What to do:
Retype all the entries below line for line with no changes, leaving out the pictures.

Input data:
....
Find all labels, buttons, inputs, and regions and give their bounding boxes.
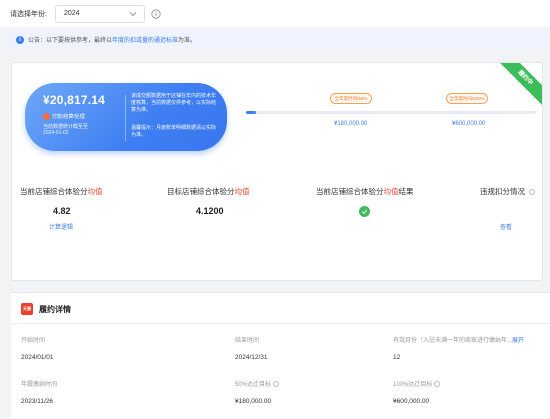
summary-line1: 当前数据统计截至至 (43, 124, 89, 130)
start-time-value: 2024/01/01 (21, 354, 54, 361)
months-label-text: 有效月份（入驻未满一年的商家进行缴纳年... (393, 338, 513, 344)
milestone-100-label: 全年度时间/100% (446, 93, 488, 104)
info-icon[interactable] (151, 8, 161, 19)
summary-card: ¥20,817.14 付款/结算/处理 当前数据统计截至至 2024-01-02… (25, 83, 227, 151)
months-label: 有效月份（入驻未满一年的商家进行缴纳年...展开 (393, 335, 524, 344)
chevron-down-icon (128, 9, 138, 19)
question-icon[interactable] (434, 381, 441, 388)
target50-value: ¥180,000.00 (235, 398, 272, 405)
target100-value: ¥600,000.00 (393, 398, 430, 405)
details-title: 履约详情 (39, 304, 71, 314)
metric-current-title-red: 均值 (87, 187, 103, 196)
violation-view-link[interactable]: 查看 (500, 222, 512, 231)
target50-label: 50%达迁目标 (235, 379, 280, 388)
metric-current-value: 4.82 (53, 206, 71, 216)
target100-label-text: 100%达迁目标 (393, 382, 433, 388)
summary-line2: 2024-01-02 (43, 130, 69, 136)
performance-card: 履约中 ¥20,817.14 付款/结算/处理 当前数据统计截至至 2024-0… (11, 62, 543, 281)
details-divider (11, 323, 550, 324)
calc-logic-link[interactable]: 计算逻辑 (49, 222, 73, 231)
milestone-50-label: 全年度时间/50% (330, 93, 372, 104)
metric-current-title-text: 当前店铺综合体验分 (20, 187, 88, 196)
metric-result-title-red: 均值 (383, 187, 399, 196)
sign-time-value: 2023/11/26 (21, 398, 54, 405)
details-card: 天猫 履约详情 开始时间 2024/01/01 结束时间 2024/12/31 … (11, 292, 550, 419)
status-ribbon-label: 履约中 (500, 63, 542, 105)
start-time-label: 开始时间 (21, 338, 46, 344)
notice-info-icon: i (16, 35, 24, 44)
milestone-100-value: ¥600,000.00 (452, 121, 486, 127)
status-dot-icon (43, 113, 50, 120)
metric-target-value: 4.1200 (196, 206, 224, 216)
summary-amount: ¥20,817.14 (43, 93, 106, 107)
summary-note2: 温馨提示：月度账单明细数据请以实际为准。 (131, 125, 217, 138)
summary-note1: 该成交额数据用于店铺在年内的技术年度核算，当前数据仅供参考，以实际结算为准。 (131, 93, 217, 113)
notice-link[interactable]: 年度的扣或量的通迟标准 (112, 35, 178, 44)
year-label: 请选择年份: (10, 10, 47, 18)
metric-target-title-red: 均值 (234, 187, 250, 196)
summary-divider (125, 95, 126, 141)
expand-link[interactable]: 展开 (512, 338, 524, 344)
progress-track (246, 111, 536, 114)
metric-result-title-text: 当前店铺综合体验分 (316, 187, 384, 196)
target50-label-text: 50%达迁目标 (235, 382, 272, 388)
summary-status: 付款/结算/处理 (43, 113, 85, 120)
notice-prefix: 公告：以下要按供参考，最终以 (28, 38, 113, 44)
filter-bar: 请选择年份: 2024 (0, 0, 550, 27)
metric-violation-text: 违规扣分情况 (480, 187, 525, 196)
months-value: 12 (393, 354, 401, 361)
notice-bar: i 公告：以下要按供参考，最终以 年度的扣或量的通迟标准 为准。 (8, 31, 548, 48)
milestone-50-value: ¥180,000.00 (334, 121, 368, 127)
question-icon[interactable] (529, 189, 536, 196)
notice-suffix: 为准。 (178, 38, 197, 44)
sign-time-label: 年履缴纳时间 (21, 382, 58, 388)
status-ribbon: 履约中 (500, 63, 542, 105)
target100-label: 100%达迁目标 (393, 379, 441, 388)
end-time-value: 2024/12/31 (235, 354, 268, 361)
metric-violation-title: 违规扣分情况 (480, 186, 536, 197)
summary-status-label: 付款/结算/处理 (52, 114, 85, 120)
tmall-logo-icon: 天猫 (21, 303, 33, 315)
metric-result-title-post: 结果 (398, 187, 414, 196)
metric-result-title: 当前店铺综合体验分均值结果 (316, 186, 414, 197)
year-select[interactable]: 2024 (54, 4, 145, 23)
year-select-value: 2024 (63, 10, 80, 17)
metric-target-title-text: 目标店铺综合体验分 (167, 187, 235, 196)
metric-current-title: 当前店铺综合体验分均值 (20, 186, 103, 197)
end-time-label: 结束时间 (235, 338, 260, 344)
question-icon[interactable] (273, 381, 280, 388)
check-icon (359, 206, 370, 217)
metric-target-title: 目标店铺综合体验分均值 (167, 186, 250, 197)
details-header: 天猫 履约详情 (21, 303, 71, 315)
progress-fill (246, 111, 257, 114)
....
Written response:
Find all labels, buttons, inputs, and regions and give their bounding boxes.
summary-line1: 当前数据统计截至至 (43, 124, 89, 130)
start-time-value: 2024/01/01 (21, 354, 54, 361)
months-label-text: 有效月份（入驻未满一年的商家进行缴纳年... (393, 338, 513, 344)
milestone-100-label: 全年度时间/100% (446, 93, 488, 104)
info-icon[interactable] (151, 8, 161, 19)
summary-card: ¥20,817.14 付款/结算/处理 当前数据统计截至至 2024-01-02… (25, 83, 227, 151)
months-label: 有效月份（入驻未满一年的商家进行缴纳年...展开 (393, 335, 524, 344)
chevron-down-icon (128, 9, 138, 19)
question-icon[interactable] (434, 381, 441, 388)
target50-value: ¥180,000.00 (235, 398, 272, 405)
target100-value: ¥600,000.00 (393, 398, 430, 405)
details-title: 履约详情 (39, 304, 71, 314)
metric-current-title-red: 均值 (87, 187, 103, 196)
violation-view-link[interactable]: 查看 (500, 222, 512, 231)
target50-label: 50%达迁目标 (235, 379, 280, 388)
metric-current-value: 4.82 (53, 206, 71, 216)
target100-label-text: 100%达迁目标 (393, 382, 433, 388)
summary-line2: 2024-01-02 (43, 130, 69, 136)
performance-card: 履约中 ¥20,817.14 付款/结算/处理 当前数据统计截至至 2024-0… (11, 62, 543, 281)
details-divider (11, 323, 550, 324)
calc-logic-link[interactable]: 计算逻辑 (49, 222, 73, 231)
milestone-50-label: 全年度时间/50% (330, 93, 372, 104)
metric-current-title-text: 当前店铺综合体验分 (20, 187, 88, 196)
metric-result-title-red: 均值 (383, 187, 399, 196)
sign-time-value: 2023/11/26 (21, 398, 54, 405)
details-card: 天猫 履约详情 开始时间 2024/01/01 结束时间 2024/12/31 … (11, 292, 550, 419)
status-ribbon-label: 履约中 (500, 63, 542, 105)
start-time-label: 开始时间 (21, 338, 46, 344)
notice-info-icon: i (16, 35, 24, 44)
milestone-100-value: ¥600,000.00 (452, 121, 486, 127)
status-dot-icon (43, 113, 50, 120)
metric-target-value: 4.1200 (196, 206, 224, 216)
summary-amount: ¥20,817.14 (43, 93, 106, 107)
summary-note2: 温馨提示：月度账单明细数据请以实际为准。 (131, 125, 217, 138)
summary-note1: 该成交额数据用于店铺在年内的技术年度核算，当前数据仅供参考，以实际结算为准。 (131, 93, 217, 113)
notice-link[interactable]: 年度的扣或量的通迟标准 (112, 35, 178, 44)
year-label: 请选择年份: (10, 10, 47, 18)
metric-target-title-red: 均值 (234, 187, 250, 196)
summary-divider (125, 95, 126, 141)
expand-link[interactable]: 展开 (512, 338, 524, 344)
progress-track (246, 111, 536, 114)
metric-result-title-text: 当前店铺综合体验分 (316, 187, 384, 196)
target50-label-text: 50%达迁目标 (235, 382, 272, 388)
summary-status: 付款/结算/处理 (43, 113, 85, 120)
notice-prefix: 公告：以下要按供参考，最终以 (28, 38, 113, 44)
filter-bar: 请选择年份: 2024 (0, 0, 550, 27)
metric-violation-text: 违规扣分情况 (480, 187, 525, 196)
months-value: 12 (393, 354, 401, 361)
notice-bar: i 公告：以下要按供参考，最终以 年度的扣或量的通迟标准 为准。 (8, 31, 548, 48)
milestone-50-value: ¥180,000.00 (334, 121, 368, 127)
question-icon[interactable] (529, 189, 536, 196)
notice-suffix: 为准。 (178, 38, 197, 44)
sign-time-label: 年履缴纳时间 (21, 382, 58, 388)
status-ribbon: 履约中 (500, 63, 542, 105)
target100-label: 100%达迁目标 (393, 379, 441, 388)
end-time-value: 2024/12/31 (235, 354, 268, 361)
metric-violation-title: 违规扣分情况 (480, 186, 536, 197)
summary-status-label: 付款/结算/处理 (52, 114, 85, 120)
tmall-logo-icon: 天猫 (21, 303, 33, 315)
metric-result-title-post: 结果 (398, 187, 414, 196)
metric-result-title: 当前店铺综合体验分均值结果 (316, 186, 414, 197)
year-select[interactable]: 2024 (54, 4, 145, 23)
year-select-value: 2024 (63, 10, 80, 17)
metric-target-title-text: 目标店铺综合体验分 (167, 187, 235, 196)
metric-current-title: 当前店铺综合体验分均值 (20, 186, 103, 197)
end-time-label: 结束时间 (235, 338, 260, 344)
question-icon[interactable] (273, 381, 280, 388)
check-icon (359, 206, 370, 217)
metric-target-title: 目标店铺综合体验分均值 (167, 186, 250, 197)
details-header: 天猫 履约详情 (21, 303, 71, 315)
progress-fill (246, 111, 257, 114)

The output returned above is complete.